**GIVEN DATA:**
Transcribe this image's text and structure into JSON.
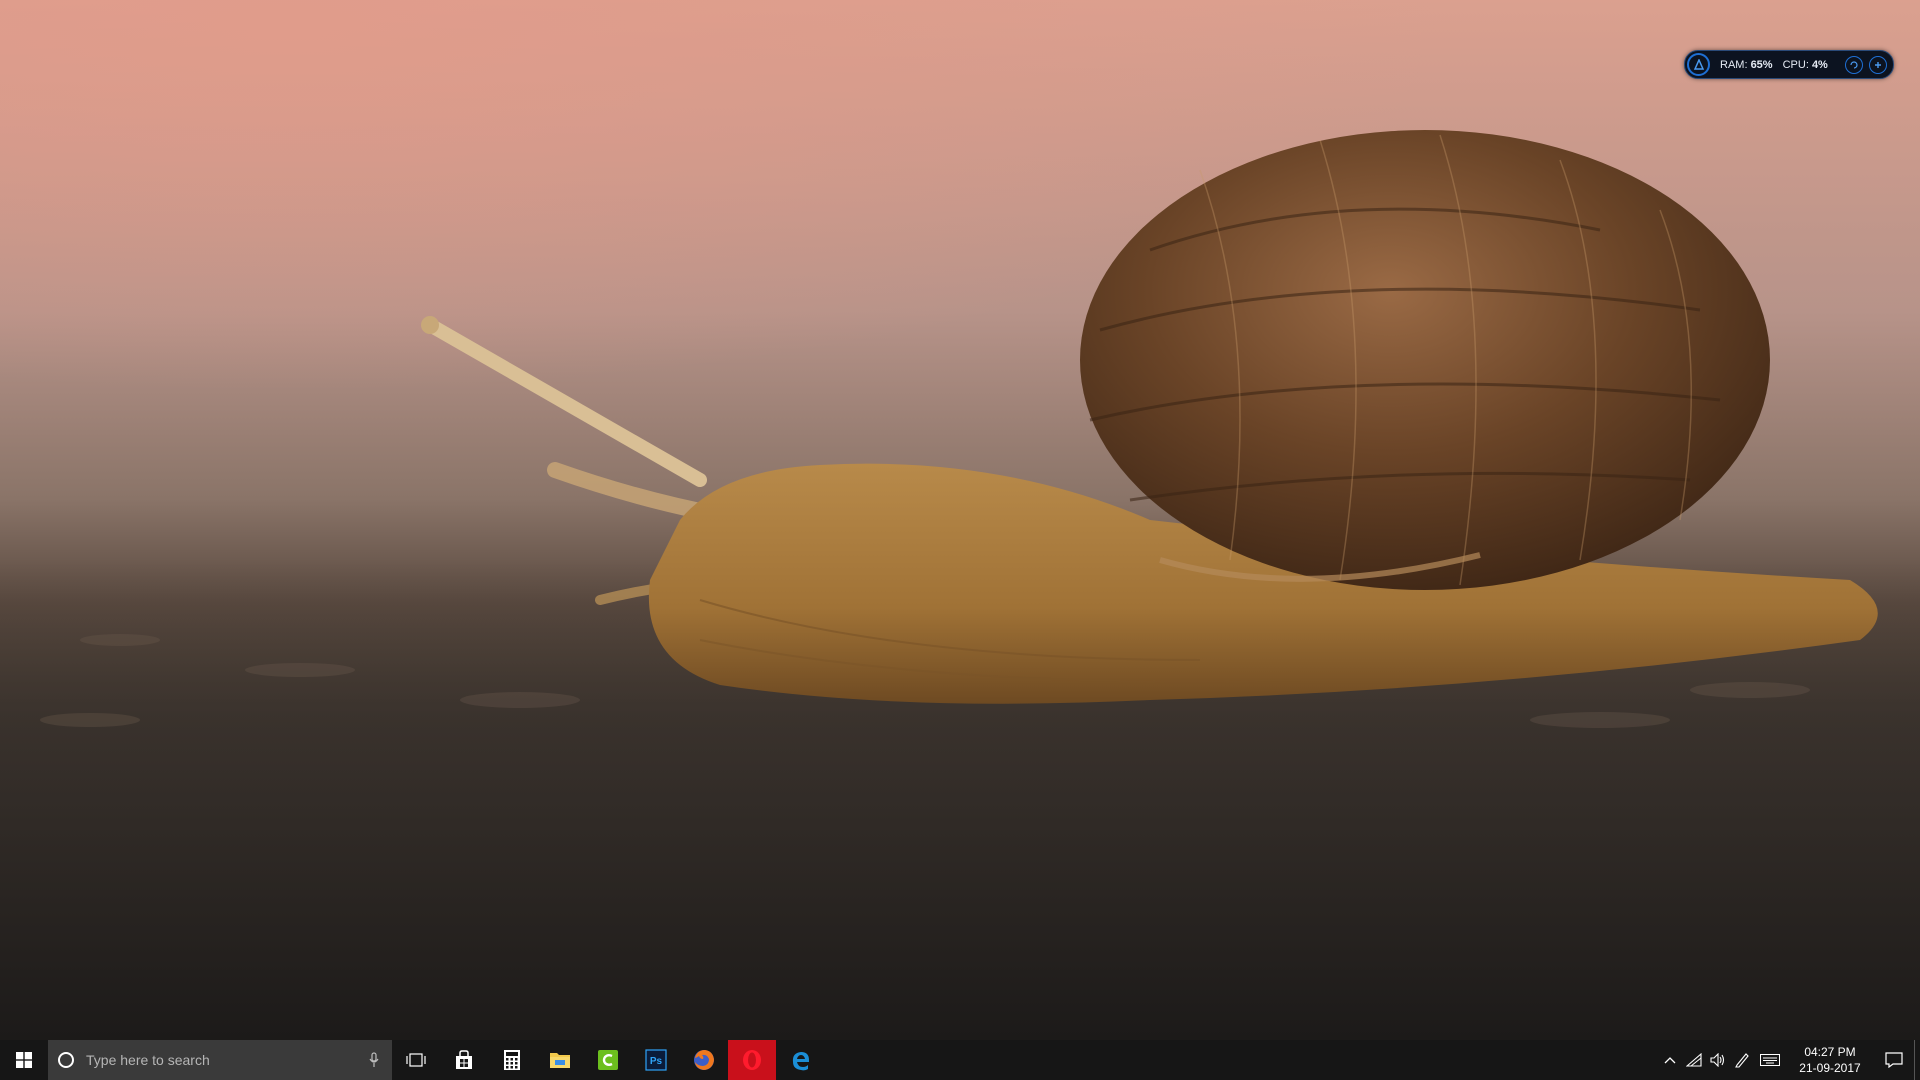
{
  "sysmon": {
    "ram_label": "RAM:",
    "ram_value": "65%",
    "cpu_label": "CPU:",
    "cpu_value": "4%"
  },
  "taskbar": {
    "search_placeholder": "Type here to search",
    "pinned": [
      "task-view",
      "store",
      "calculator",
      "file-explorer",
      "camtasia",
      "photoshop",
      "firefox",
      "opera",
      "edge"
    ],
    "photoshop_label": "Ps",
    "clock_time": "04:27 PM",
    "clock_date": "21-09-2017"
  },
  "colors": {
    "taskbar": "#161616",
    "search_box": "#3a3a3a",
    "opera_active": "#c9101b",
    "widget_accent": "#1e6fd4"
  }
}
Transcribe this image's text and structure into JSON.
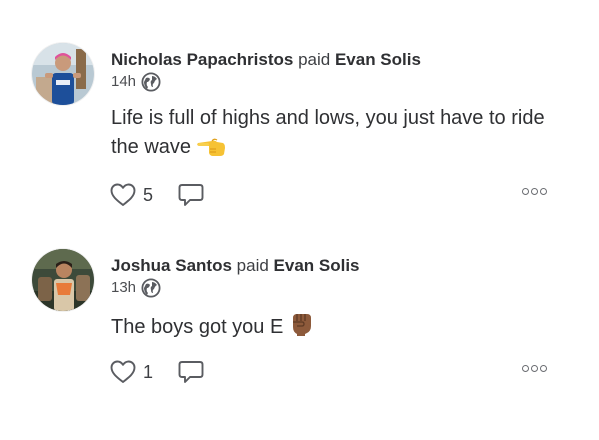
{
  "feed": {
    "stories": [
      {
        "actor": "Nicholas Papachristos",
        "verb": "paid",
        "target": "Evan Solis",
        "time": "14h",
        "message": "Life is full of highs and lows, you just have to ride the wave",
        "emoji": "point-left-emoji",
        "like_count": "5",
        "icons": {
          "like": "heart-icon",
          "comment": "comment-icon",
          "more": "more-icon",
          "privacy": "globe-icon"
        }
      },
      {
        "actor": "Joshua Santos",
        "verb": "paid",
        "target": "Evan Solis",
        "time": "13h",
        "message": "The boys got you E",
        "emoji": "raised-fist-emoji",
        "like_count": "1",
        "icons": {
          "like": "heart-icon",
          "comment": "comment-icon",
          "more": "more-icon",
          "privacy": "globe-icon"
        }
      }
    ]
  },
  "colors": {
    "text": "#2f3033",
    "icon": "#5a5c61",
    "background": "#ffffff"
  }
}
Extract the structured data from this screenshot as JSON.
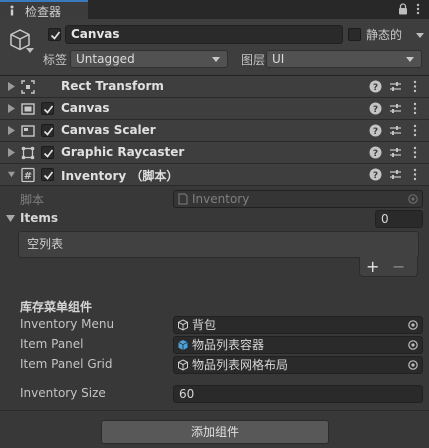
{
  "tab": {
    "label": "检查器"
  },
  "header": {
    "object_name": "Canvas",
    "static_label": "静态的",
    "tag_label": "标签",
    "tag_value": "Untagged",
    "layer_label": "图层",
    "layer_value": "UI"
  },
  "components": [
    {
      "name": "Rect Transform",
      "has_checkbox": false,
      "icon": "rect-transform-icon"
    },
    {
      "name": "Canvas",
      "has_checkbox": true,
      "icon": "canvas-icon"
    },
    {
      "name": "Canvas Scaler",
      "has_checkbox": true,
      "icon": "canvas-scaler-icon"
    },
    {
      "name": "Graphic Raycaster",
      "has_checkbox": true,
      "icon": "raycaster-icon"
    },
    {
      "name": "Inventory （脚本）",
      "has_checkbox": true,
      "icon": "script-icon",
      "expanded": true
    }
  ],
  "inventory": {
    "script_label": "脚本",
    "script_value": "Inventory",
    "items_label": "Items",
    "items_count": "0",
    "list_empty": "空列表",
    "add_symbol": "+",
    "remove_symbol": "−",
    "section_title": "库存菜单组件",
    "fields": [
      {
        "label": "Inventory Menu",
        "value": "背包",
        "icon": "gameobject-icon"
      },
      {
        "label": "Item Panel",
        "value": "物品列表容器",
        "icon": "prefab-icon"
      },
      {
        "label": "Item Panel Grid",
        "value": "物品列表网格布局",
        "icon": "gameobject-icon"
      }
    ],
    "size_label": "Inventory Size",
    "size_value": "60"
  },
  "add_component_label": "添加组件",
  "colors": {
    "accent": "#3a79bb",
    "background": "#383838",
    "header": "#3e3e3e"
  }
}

**PROBLEM DESCRIPTION:**
Each record above must be returned exactly as written, with its pictures omitted.

**COMPLETED TASK:**
Transcribe this image's text and structure into JSON.
{
  "sysmon": {
    "ram_label": "RAM:",
    "ram_value": "65%",
    "cpu_label": "CPU:",
    "cpu_value": "4%"
  },
  "taskbar": {
    "search_placeholder": "Type here to search",
    "pinned": [
      "task-view",
      "store",
      "calculator",
      "file-explorer",
      "camtasia",
      "photoshop",
      "firefox",
      "opera",
      "edge"
    ],
    "photoshop_label": "Ps",
    "clock_time": "04:27 PM",
    "clock_date": "21-09-2017"
  },
  "colors": {
    "taskbar": "#161616",
    "search_box": "#3a3a3a",
    "opera_active": "#c9101b",
    "widget_accent": "#1e6fd4"
  }
}
Transcribe this image's text and structure into JSON.
{
  "feed": {
    "stories": [
      {
        "actor": "Nicholas Papachristos",
        "verb": "paid",
        "target": "Evan Solis",
        "time": "14h",
        "message": "Life is full of highs and lows, you just have to ride the wave",
        "emoji": "point-left-emoji",
        "like_count": "5",
        "icons": {
          "like": "heart-icon",
          "comment": "comment-icon",
          "more": "more-icon",
          "privacy": "globe-icon"
        }
      },
      {
        "actor": "Joshua Santos",
        "verb": "paid",
        "target": "Evan Solis",
        "time": "13h",
        "message": "The boys got you E",
        "emoji": "raised-fist-emoji",
        "like_count": "1",
        "icons": {
          "like": "heart-icon",
          "comment": "comment-icon",
          "more": "more-icon",
          "privacy": "globe-icon"
        }
      }
    ]
  },
  "colors": {
    "text": "#2f3033",
    "icon": "#5a5c61",
    "background": "#ffffff"
  }
}
Extract the structured data from this screenshot as JSON.
{
  "tab": {
    "label": "检查器"
  },
  "header": {
    "object_name": "Canvas",
    "static_label": "静态的",
    "tag_label": "标签",
    "tag_value": "Untagged",
    "layer_label": "图层",
    "layer_value": "UI"
  },
  "components": [
    {
      "name": "Rect Transform",
      "has_checkbox": false,
      "icon": "rect-transform-icon"
    },
    {
      "name": "Canvas",
      "has_checkbox": true,
      "icon": "canvas-icon"
    },
    {
      "name": "Canvas Scaler",
      "has_checkbox": true,
      "icon": "canvas-scaler-icon"
    },
    {
      "name": "Graphic Raycaster",
      "has_checkbox": true,
      "icon": "raycaster-icon"
    },
    {
      "name": "Inventory （脚本）",
      "has_checkbox": true,
      "icon": "script-icon",
      "expanded": true
    }
  ],
  "inventory": {
    "script_label": "脚本",
    "script_value": "Inventory",
    "items_label": "Items",
    "items_count": "0",
    "list_empty": "空列表",
    "add_symbol": "+",
    "remove_symbol": "−",
    "section_title": "库存菜单组件",
    "fields": [
      {
        "label": "Inventory Menu",
        "value": "背包",
        "icon": "gameobject-icon"
      },
      {
        "label": "Item Panel",
        "value": "物品列表容器",
        "icon": "prefab-icon"
      },
      {
        "label": "Item Panel Grid",
        "value": "物品列表网格布局",
        "icon": "gameobject-icon"
      }
    ],
    "size_label": "Inventory Size",
    "size_value": "60"
  },
  "add_component_label": "添加组件",
  "colors": {
    "accent": "#3a79bb",
    "background": "#383838",
    "header": "#3e3e3e"
  }
}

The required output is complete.